Work to do → From the records below, pull each line that has "Claims".

+++ Excerpted data

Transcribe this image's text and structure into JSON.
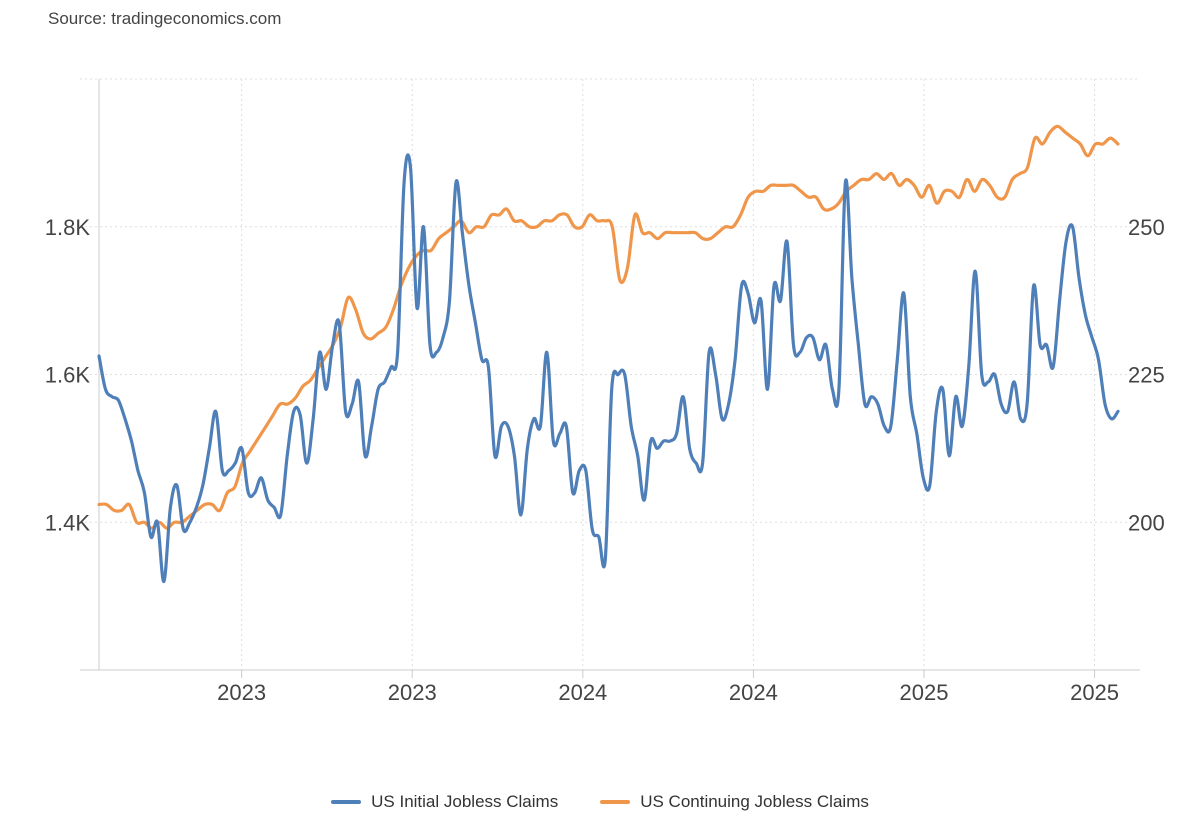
{
  "source_label": "Source: tradingeconomics.com",
  "colors": {
    "initial": "#4f7fb8",
    "continuing": "#f0964a",
    "grid": "#dddddd"
  },
  "chart_data": {
    "type": "line",
    "title": "",
    "x_tick_labels": [
      "2023",
      "2023",
      "2024",
      "2024",
      "2025",
      "2025"
    ],
    "left_axis": {
      "ticks": [
        "1.4K",
        "1.6K",
        "1.8K"
      ],
      "tick_values": [
        1400,
        1600,
        1800
      ],
      "ylim": [
        1200,
        2000
      ]
    },
    "right_axis": {
      "ticks": [
        "200",
        "225",
        "250"
      ],
      "tick_values": [
        200,
        225,
        250
      ],
      "ylim": [
        175,
        275
      ]
    },
    "series": [
      {
        "name": "US Initial Jobless Claims",
        "axis": "left",
        "values": [
          1625,
          1580,
          1570,
          1565,
          1540,
          1510,
          1470,
          1440,
          1380,
          1400,
          1320,
          1420,
          1450,
          1390,
          1400,
          1420,
          1450,
          1500,
          1550,
          1470,
          1470,
          1480,
          1500,
          1440,
          1440,
          1460,
          1430,
          1420,
          1410,
          1490,
          1550,
          1545,
          1480,
          1540,
          1630,
          1580,
          1640,
          1670,
          1550,
          1560,
          1590,
          1490,
          1530,
          1580,
          1590,
          1610,
          1630,
          1860,
          1880,
          1690,
          1800,
          1640,
          1630,
          1650,
          1700,
          1860,
          1790,
          1720,
          1670,
          1620,
          1610,
          1490,
          1530,
          1530,
          1490,
          1410,
          1500,
          1540,
          1530,
          1630,
          1510,
          1520,
          1530,
          1440,
          1470,
          1470,
          1390,
          1380,
          1350,
          1580,
          1600,
          1600,
          1530,
          1490,
          1430,
          1510,
          1500,
          1510,
          1510,
          1520,
          1570,
          1500,
          1480,
          1480,
          1630,
          1600,
          1540,
          1560,
          1620,
          1720,
          1710,
          1670,
          1700,
          1580,
          1720,
          1700,
          1780,
          1640,
          1630,
          1650,
          1650,
          1620,
          1640,
          1580,
          1580,
          1860,
          1730,
          1640,
          1560,
          1570,
          1560,
          1530,
          1530,
          1620,
          1710,
          1570,
          1520,
          1460,
          1450,
          1550,
          1580,
          1490,
          1570,
          1530,
          1610,
          1740,
          1600,
          1590,
          1600,
          1560,
          1550,
          1590,
          1540,
          1560,
          1720,
          1640,
          1640,
          1610,
          1700,
          1780,
          1800,
          1730,
          1680,
          1650,
          1620,
          1560,
          1540,
          1550
        ]
      },
      {
        "name": "US Continuing Jobless Claims",
        "axis": "right",
        "values": [
          203,
          203,
          202,
          202,
          203,
          200,
          200,
          199,
          200,
          199,
          200,
          200,
          201,
          202,
          203,
          203,
          202,
          205,
          206,
          210,
          212,
          214,
          216,
          218,
          220,
          220,
          221,
          223,
          224,
          226,
          228,
          230,
          233,
          238,
          236,
          232,
          231,
          232,
          233,
          236,
          240,
          243,
          245,
          246,
          246,
          248,
          249,
          250,
          251,
          249,
          250,
          250,
          252,
          252,
          253,
          251,
          251,
          250,
          250,
          251,
          251,
          252,
          252,
          250,
          250,
          252,
          251,
          251,
          250,
          241,
          243,
          252,
          249,
          249,
          248,
          249,
          249,
          249,
          249,
          249,
          248,
          248,
          249,
          250,
          250,
          252,
          255,
          256,
          256,
          257,
          257,
          257,
          257,
          256,
          255,
          255,
          253,
          253,
          254,
          256,
          257,
          258,
          258,
          259,
          258,
          259,
          257,
          258,
          257,
          255,
          257,
          254,
          256,
          256,
          255,
          258,
          256,
          258,
          257,
          255,
          255,
          258,
          259,
          260,
          265,
          264,
          266,
          267,
          266,
          265,
          264,
          262,
          264,
          264,
          265,
          264
        ]
      }
    ]
  },
  "legend": {
    "items": [
      {
        "label": "US Initial Jobless Claims"
      },
      {
        "label": "US Continuing Jobless Claims"
      }
    ]
  }
}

++++++

Answer to the task →
        "name": "US Initial Jobless Claims",
        "name": "US Continuing Jobless Claims",
        "label": "US Initial Jobless Claims"
        "label": "US Continuing Jobless Claims"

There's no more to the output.